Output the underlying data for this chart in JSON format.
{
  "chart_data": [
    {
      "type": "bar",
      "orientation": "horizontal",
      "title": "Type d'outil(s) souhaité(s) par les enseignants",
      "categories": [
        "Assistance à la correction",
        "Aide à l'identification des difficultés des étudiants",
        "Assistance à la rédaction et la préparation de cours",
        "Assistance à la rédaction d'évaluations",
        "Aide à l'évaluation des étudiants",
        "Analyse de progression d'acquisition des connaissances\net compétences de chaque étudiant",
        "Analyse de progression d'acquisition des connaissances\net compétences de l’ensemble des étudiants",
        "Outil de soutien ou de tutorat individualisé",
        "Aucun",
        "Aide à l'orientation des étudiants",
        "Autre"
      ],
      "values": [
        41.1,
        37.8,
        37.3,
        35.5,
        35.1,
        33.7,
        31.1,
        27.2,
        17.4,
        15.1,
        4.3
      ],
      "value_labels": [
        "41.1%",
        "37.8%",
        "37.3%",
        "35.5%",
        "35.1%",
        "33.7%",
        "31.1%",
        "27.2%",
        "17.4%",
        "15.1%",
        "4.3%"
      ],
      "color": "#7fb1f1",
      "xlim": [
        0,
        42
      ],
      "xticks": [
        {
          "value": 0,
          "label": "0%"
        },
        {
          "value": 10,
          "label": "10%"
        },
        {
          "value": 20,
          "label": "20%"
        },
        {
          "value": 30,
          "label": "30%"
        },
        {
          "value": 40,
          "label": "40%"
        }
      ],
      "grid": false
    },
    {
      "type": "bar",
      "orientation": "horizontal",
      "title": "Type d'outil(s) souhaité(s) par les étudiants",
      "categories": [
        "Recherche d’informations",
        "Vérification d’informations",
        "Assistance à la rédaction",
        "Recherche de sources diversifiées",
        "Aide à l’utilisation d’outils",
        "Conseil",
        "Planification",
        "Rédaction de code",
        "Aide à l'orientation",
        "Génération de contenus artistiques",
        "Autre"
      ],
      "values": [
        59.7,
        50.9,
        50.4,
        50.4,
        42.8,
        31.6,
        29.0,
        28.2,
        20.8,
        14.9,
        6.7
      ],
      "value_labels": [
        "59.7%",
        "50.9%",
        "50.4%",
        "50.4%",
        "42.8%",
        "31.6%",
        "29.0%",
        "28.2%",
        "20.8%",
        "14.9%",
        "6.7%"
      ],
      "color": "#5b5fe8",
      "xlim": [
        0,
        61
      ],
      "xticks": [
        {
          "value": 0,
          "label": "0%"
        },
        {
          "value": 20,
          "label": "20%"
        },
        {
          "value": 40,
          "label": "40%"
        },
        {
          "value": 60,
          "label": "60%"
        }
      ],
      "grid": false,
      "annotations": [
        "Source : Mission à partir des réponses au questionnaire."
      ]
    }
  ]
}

What you will do »
Extract each line from the listing that holds the word "title".

Written answer »
      "title": "Type d'outil(s) souhaité(s) par les enseignants",
      "title": "Type d'outil(s) souhaité(s) par les étudiants",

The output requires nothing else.